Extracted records
:::::
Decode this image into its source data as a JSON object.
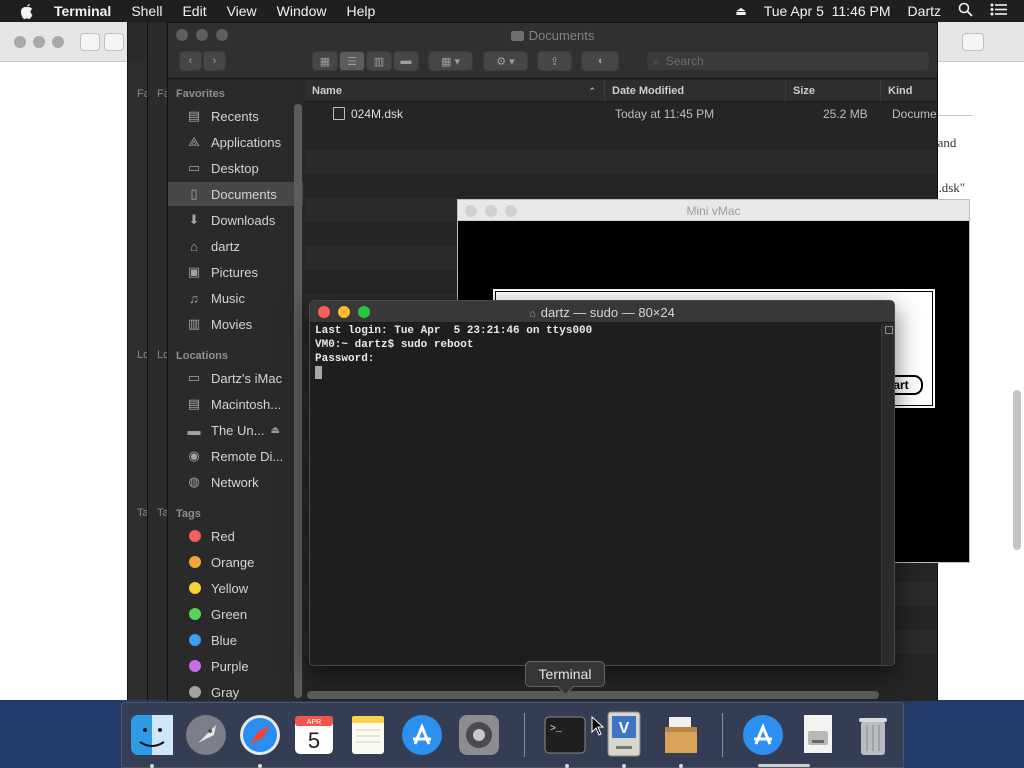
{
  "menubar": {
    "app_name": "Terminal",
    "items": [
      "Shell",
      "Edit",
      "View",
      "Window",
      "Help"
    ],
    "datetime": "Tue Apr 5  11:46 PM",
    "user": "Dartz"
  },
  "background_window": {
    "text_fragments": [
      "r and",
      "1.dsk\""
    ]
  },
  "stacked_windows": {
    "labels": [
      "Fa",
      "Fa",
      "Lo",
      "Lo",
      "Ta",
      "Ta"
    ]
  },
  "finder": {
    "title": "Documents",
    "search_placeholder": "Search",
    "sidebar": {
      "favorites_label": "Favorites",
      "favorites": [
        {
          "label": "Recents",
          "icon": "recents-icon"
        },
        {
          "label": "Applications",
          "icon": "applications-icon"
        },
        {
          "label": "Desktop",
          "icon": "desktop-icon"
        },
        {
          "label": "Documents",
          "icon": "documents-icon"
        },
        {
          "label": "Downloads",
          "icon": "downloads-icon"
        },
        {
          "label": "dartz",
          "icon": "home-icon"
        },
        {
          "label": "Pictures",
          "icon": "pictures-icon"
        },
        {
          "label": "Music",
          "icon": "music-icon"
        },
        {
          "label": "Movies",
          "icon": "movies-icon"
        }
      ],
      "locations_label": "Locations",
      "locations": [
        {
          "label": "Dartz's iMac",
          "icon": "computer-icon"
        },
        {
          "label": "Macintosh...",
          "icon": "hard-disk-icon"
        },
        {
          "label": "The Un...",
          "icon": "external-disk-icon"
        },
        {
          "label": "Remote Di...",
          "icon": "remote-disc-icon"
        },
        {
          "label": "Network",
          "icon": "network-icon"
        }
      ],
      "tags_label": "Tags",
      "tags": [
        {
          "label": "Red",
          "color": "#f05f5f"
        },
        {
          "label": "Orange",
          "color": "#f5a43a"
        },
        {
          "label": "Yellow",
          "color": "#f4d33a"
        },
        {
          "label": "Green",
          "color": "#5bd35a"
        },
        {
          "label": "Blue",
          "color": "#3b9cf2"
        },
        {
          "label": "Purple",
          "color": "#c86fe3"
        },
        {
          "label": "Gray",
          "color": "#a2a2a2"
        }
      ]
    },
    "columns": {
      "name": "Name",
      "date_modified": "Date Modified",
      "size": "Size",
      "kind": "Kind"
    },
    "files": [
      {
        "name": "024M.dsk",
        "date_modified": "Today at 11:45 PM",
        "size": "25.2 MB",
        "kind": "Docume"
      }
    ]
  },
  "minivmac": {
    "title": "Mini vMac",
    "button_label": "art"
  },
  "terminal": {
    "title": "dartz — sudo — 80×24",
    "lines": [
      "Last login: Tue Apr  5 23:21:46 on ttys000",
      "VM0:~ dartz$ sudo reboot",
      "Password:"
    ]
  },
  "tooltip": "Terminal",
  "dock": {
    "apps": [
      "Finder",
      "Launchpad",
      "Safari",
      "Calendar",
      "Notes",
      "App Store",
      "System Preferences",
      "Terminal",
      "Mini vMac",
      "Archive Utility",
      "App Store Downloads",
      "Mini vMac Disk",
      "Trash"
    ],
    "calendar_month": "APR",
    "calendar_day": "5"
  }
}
:::::
> WORK TO DO: Copy the records exactly as they appear, excluding images.

> TASK OUTPUT:
Decode this image into its source data as a JSON object.
{
  "menubar": {
    "app_name": "Terminal",
    "items": [
      "Shell",
      "Edit",
      "View",
      "Window",
      "Help"
    ],
    "datetime": "Tue Apr 5  11:46 PM",
    "user": "Dartz"
  },
  "background_window": {
    "text_fragments": [
      "r and",
      "1.dsk\""
    ]
  },
  "stacked_windows": {
    "labels": [
      "Fa",
      "Fa",
      "Lo",
      "Lo",
      "Ta",
      "Ta"
    ]
  },
  "finder": {
    "title": "Documents",
    "search_placeholder": "Search",
    "sidebar": {
      "favorites_label": "Favorites",
      "favorites": [
        {
          "label": "Recents",
          "icon": "recents-icon"
        },
        {
          "label": "Applications",
          "icon": "applications-icon"
        },
        {
          "label": "Desktop",
          "icon": "desktop-icon"
        },
        {
          "label": "Documents",
          "icon": "documents-icon"
        },
        {
          "label": "Downloads",
          "icon": "downloads-icon"
        },
        {
          "label": "dartz",
          "icon": "home-icon"
        },
        {
          "label": "Pictures",
          "icon": "pictures-icon"
        },
        {
          "label": "Music",
          "icon": "music-icon"
        },
        {
          "label": "Movies",
          "icon": "movies-icon"
        }
      ],
      "locations_label": "Locations",
      "locations": [
        {
          "label": "Dartz's iMac",
          "icon": "computer-icon"
        },
        {
          "label": "Macintosh...",
          "icon": "hard-disk-icon"
        },
        {
          "label": "The Un...",
          "icon": "external-disk-icon"
        },
        {
          "label": "Remote Di...",
          "icon": "remote-disc-icon"
        },
        {
          "label": "Network",
          "icon": "network-icon"
        }
      ],
      "tags_label": "Tags",
      "tags": [
        {
          "label": "Red",
          "color": "#f05f5f"
        },
        {
          "label": "Orange",
          "color": "#f5a43a"
        },
        {
          "label": "Yellow",
          "color": "#f4d33a"
        },
        {
          "label": "Green",
          "color": "#5bd35a"
        },
        {
          "label": "Blue",
          "color": "#3b9cf2"
        },
        {
          "label": "Purple",
          "color": "#c86fe3"
        },
        {
          "label": "Gray",
          "color": "#a2a2a2"
        }
      ]
    },
    "columns": {
      "name": "Name",
      "date_modified": "Date Modified",
      "size": "Size",
      "kind": "Kind"
    },
    "files": [
      {
        "name": "024M.dsk",
        "date_modified": "Today at 11:45 PM",
        "size": "25.2 MB",
        "kind": "Docume"
      }
    ]
  },
  "minivmac": {
    "title": "Mini vMac",
    "button_label": "art"
  },
  "terminal": {
    "title": "dartz — sudo — 80×24",
    "lines": [
      "Last login: Tue Apr  5 23:21:46 on ttys000",
      "VM0:~ dartz$ sudo reboot",
      "Password:"
    ]
  },
  "tooltip": "Terminal",
  "dock": {
    "apps": [
      "Finder",
      "Launchpad",
      "Safari",
      "Calendar",
      "Notes",
      "App Store",
      "System Preferences",
      "Terminal",
      "Mini vMac",
      "Archive Utility",
      "App Store Downloads",
      "Mini vMac Disk",
      "Trash"
    ],
    "calendar_month": "APR",
    "calendar_day": "5"
  }
}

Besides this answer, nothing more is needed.